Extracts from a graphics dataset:

--- Begin ---

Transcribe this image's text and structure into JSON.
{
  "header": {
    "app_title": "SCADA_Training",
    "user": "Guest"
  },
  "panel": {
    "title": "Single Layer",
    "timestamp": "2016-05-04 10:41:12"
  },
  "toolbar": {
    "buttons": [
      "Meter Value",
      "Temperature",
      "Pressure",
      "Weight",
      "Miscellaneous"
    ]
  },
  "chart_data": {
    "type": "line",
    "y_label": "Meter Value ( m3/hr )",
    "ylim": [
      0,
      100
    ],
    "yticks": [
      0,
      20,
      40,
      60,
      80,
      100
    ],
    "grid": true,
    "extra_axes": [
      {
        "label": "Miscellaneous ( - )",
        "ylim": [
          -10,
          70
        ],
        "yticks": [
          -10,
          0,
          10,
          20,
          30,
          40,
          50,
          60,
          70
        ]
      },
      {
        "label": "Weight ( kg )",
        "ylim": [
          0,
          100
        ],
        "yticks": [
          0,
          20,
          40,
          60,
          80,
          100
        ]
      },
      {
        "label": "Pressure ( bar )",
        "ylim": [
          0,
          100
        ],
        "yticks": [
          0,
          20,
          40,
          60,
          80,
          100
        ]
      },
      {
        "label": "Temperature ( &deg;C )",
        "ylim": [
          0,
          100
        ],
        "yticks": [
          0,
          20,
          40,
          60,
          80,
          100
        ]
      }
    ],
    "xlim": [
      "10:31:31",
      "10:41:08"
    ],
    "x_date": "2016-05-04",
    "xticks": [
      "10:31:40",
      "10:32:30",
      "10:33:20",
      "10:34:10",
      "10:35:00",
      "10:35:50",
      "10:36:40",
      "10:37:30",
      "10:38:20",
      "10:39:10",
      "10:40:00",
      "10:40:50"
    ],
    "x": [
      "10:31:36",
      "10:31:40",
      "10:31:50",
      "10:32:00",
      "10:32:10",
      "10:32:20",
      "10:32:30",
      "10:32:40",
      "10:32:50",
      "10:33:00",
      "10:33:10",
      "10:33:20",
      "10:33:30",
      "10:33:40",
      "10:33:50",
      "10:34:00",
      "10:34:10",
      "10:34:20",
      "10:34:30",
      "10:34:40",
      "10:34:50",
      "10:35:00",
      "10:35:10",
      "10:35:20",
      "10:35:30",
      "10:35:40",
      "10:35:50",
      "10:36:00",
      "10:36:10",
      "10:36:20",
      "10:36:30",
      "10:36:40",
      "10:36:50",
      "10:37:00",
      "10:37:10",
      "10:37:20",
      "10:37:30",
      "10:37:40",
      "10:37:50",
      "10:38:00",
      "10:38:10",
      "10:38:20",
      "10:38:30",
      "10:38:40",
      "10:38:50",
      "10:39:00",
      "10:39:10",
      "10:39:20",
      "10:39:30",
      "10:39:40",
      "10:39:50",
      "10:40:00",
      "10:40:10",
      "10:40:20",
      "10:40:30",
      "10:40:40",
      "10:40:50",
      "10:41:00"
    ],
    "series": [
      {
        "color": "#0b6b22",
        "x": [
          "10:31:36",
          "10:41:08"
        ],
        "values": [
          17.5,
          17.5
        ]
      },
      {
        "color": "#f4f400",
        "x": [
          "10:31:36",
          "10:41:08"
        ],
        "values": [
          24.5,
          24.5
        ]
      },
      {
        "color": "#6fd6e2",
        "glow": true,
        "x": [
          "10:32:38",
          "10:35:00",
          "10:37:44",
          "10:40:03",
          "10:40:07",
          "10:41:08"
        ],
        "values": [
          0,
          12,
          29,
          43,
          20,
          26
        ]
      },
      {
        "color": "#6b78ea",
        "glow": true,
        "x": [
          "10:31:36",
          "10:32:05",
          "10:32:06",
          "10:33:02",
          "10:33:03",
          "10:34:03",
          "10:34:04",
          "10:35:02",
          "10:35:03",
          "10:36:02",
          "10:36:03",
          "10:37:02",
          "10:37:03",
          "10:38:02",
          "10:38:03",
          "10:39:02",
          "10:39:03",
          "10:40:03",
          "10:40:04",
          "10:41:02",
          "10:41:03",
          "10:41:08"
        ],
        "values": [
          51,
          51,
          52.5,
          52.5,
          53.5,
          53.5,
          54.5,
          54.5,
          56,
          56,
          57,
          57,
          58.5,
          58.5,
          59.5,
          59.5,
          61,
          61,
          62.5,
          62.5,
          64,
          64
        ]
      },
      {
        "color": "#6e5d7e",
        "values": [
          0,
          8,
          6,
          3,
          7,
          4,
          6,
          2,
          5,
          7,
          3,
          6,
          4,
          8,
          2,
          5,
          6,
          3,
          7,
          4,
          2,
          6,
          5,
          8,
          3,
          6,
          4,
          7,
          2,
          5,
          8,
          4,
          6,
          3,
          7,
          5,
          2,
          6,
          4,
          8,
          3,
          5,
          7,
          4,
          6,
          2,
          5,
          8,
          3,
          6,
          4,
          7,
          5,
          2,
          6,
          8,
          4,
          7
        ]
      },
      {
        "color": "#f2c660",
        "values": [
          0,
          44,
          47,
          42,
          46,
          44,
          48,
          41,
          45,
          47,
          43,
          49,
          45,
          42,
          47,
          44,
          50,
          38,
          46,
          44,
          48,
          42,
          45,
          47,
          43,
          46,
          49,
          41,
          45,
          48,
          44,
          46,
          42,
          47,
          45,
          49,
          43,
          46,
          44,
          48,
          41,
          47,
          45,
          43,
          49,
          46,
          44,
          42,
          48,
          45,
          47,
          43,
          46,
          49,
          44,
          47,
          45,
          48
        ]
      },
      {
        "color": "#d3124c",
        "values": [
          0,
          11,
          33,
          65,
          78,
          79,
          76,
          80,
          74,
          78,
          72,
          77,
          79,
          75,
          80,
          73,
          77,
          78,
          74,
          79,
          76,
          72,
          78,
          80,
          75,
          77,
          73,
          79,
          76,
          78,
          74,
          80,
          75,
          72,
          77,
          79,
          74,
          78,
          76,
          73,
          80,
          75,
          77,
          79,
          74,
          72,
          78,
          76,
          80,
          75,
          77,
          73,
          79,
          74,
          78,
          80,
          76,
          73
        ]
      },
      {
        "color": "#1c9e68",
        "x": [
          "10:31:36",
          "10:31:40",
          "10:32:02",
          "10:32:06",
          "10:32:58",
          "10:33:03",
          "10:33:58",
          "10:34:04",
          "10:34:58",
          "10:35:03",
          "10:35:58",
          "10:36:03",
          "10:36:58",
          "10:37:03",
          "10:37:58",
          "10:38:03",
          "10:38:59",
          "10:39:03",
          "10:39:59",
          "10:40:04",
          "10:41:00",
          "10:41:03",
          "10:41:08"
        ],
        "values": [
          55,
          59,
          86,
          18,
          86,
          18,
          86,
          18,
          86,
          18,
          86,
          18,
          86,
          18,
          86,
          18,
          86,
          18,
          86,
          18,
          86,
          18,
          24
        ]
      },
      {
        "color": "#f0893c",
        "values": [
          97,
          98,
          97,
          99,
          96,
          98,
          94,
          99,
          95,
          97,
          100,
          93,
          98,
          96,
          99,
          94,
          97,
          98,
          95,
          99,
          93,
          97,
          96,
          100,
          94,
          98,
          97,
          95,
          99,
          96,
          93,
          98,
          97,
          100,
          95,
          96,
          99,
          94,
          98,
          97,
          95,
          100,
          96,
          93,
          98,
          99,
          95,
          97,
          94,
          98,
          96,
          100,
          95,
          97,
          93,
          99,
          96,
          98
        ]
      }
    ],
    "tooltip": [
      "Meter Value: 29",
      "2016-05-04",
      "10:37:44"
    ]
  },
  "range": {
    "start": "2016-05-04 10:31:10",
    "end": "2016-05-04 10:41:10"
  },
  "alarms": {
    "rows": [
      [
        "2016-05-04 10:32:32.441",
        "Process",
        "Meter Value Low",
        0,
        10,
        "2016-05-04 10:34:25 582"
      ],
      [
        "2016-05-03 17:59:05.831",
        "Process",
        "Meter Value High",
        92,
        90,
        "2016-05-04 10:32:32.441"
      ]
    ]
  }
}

--- End ---
--- Begin ---

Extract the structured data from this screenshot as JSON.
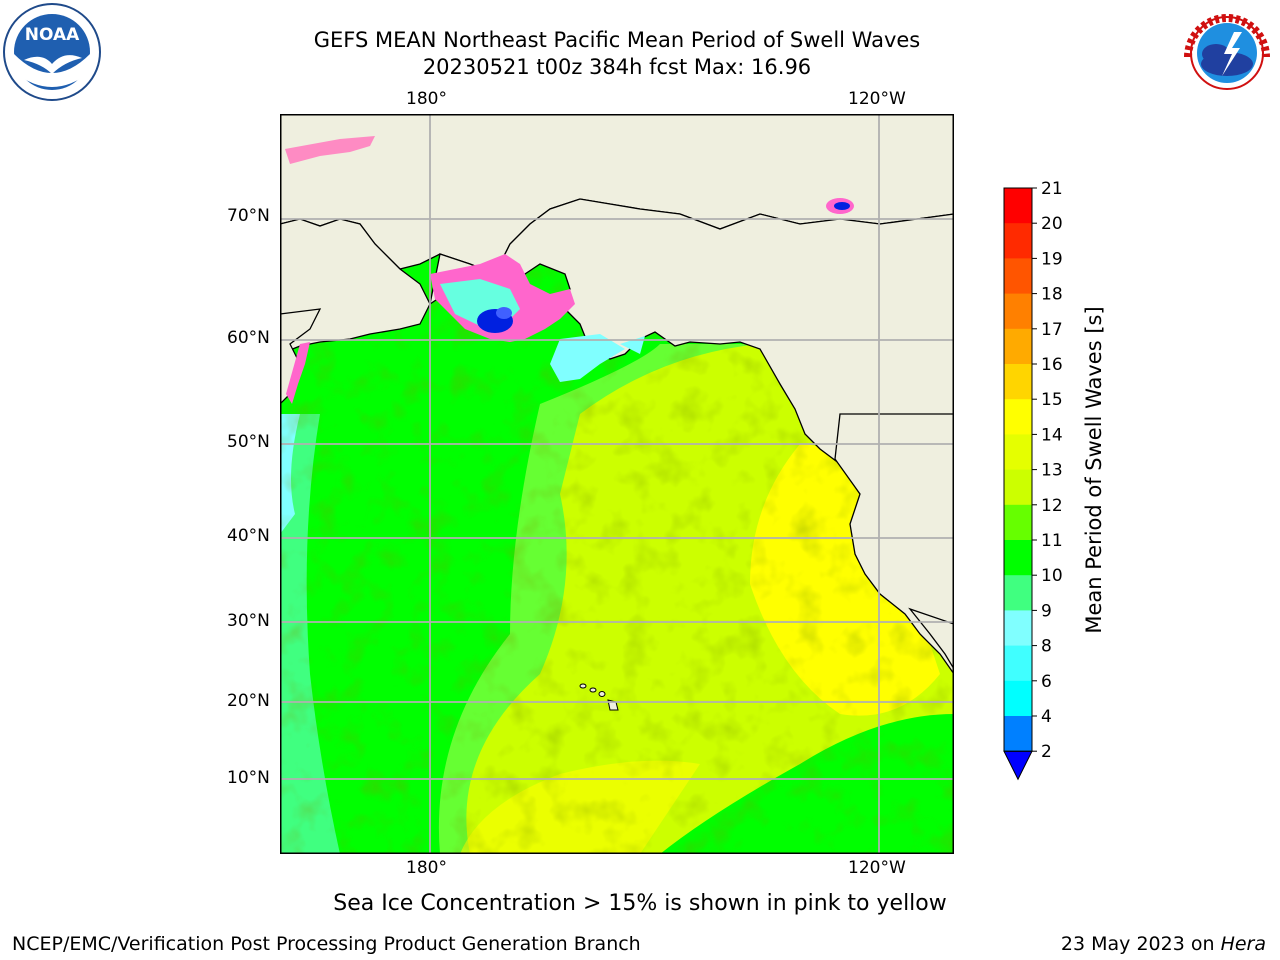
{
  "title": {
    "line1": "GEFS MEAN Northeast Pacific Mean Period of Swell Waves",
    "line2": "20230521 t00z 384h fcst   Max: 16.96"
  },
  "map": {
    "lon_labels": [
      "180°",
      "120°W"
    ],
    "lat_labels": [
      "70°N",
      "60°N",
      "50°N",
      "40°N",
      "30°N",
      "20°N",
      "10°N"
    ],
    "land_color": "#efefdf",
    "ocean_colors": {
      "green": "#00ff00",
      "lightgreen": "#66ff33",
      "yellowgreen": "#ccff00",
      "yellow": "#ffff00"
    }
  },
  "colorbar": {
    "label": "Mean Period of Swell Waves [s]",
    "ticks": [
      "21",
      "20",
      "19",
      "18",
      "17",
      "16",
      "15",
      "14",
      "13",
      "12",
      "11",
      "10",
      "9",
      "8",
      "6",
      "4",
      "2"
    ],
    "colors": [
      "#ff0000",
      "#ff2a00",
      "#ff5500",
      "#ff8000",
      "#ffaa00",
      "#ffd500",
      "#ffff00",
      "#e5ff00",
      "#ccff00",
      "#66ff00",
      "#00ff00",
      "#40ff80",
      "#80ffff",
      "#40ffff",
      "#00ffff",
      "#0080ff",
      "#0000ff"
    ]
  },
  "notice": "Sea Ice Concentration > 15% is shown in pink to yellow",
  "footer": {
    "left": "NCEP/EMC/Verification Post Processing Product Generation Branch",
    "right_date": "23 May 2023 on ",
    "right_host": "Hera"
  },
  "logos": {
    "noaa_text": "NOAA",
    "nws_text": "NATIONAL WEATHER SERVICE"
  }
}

--- End ---

YOUR TASK: Extract from the material all lines containing the string "Period".

SOLUTION FOR THIS TASK:
    "line1": "GEFS MEAN Northeast Pacific Mean Period of Swell Waves",
    "label": "Mean Period of Swell Waves [s]",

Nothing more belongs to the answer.